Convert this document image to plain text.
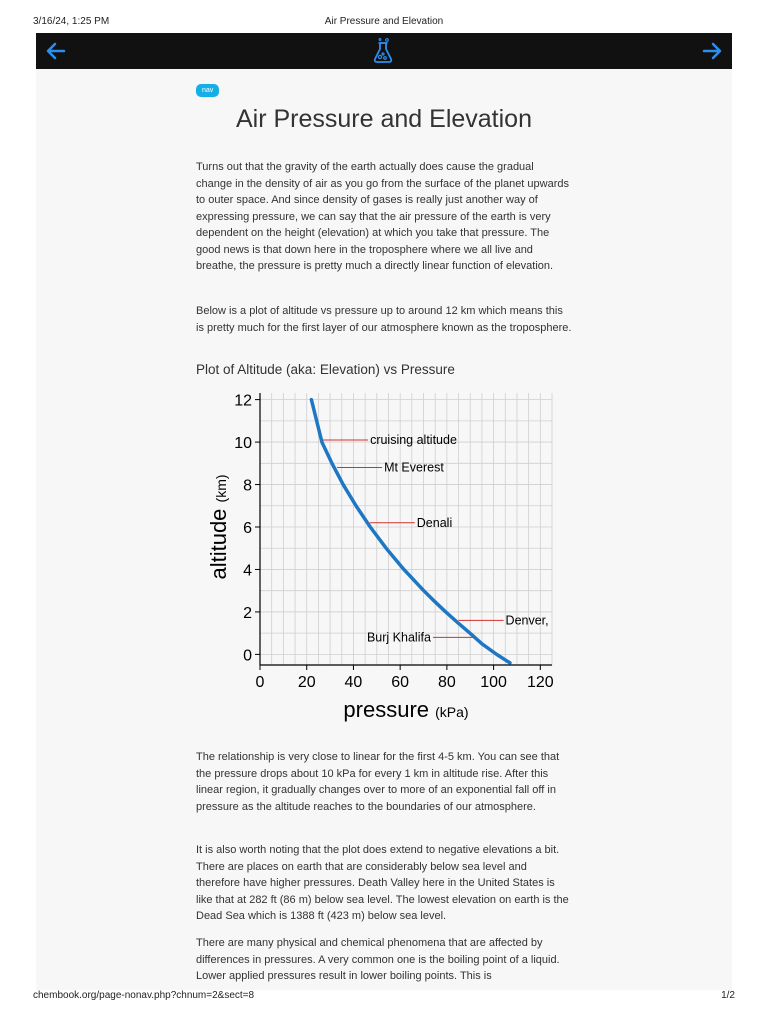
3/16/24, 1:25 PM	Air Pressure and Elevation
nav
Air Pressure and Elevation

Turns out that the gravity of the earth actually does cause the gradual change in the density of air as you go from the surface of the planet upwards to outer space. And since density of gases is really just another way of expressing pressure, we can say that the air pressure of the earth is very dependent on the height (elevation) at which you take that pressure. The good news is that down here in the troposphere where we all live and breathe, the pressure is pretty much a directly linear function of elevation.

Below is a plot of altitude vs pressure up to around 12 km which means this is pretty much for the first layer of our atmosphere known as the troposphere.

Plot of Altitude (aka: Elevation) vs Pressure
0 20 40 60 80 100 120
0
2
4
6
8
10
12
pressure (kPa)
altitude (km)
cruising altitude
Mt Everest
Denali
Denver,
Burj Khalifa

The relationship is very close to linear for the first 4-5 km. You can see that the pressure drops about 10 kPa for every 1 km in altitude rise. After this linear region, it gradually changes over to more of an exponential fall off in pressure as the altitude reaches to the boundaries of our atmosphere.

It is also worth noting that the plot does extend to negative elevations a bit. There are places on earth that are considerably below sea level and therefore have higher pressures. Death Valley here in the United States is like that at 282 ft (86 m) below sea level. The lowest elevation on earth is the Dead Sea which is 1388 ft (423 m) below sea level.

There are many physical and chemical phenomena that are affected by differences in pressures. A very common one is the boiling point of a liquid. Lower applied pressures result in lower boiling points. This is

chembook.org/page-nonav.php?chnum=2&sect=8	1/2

+ + + + + + +

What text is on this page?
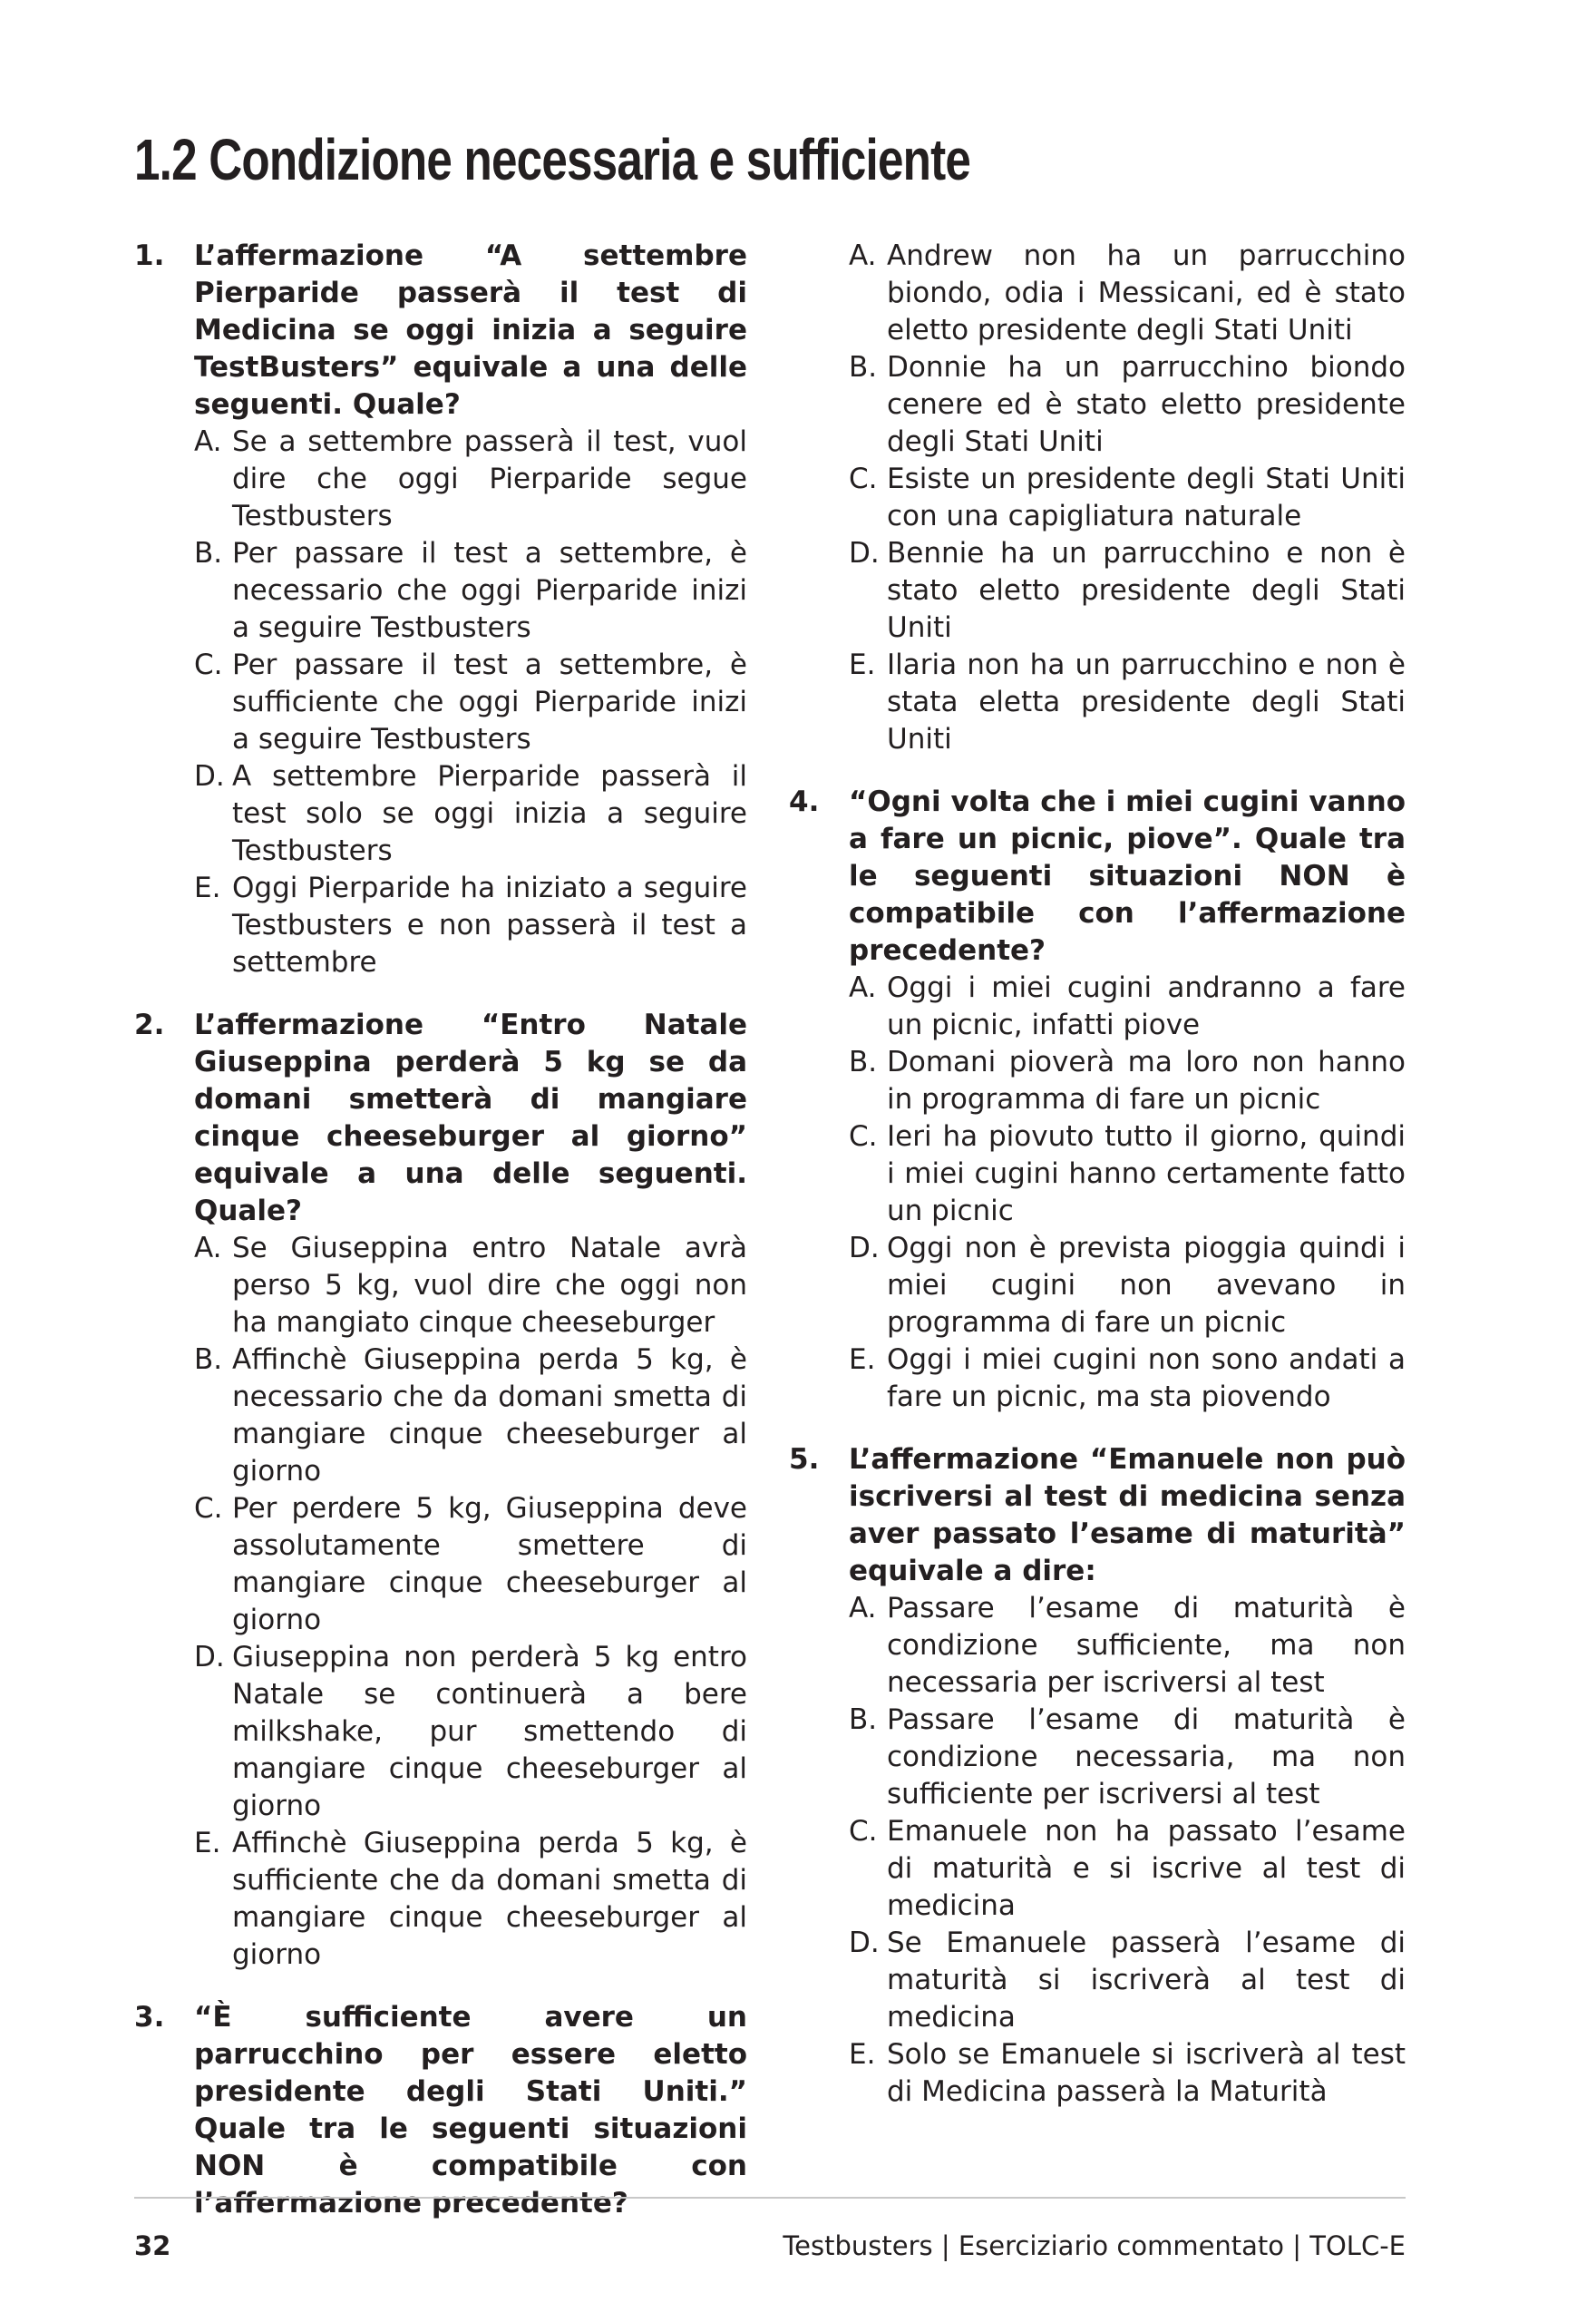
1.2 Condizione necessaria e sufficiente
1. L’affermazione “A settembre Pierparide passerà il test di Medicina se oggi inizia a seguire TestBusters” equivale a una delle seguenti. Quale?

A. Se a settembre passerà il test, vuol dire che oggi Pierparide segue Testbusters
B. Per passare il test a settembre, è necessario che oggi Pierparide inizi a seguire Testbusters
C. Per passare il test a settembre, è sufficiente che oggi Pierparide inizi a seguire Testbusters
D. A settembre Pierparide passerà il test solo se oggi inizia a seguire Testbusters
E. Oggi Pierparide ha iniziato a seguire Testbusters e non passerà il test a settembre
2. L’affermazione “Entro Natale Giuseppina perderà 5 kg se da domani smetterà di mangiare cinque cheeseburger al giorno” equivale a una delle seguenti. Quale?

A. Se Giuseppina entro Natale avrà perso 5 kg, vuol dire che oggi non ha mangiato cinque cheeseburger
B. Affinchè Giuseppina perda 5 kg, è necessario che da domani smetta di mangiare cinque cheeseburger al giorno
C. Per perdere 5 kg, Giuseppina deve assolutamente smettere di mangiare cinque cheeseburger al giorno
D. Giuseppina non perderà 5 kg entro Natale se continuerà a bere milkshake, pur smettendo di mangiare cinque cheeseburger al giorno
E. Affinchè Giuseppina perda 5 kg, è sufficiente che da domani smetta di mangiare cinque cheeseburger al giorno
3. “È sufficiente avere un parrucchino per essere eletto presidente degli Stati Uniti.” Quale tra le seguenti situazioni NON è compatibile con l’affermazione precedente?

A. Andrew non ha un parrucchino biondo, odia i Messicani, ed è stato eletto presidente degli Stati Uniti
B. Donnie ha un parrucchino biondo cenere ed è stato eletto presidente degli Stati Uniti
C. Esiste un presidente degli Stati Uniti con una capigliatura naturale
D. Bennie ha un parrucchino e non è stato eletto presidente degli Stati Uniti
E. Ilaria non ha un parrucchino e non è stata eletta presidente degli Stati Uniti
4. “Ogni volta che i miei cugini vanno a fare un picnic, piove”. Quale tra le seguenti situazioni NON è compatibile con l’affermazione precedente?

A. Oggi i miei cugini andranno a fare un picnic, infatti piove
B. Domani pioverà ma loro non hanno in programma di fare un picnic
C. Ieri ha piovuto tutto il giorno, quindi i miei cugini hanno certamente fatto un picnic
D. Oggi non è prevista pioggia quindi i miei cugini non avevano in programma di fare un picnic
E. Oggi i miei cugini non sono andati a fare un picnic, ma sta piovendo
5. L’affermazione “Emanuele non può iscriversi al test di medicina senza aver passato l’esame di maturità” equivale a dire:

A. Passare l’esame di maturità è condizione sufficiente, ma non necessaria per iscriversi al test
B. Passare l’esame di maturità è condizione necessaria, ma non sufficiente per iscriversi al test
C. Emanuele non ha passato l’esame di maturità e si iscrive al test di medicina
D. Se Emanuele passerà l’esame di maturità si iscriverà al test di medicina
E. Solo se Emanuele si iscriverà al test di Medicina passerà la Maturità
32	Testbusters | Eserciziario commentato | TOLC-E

+ + + + + + +

Using the records above, find and show each line with the string "hanno".

_Result:_
B. Domani pioverà ma loro non hanno in programma di fare un picnic
C. Ieri ha piovuto tutto il giorno, quindi i miei cugini hanno certamente fatto un picnic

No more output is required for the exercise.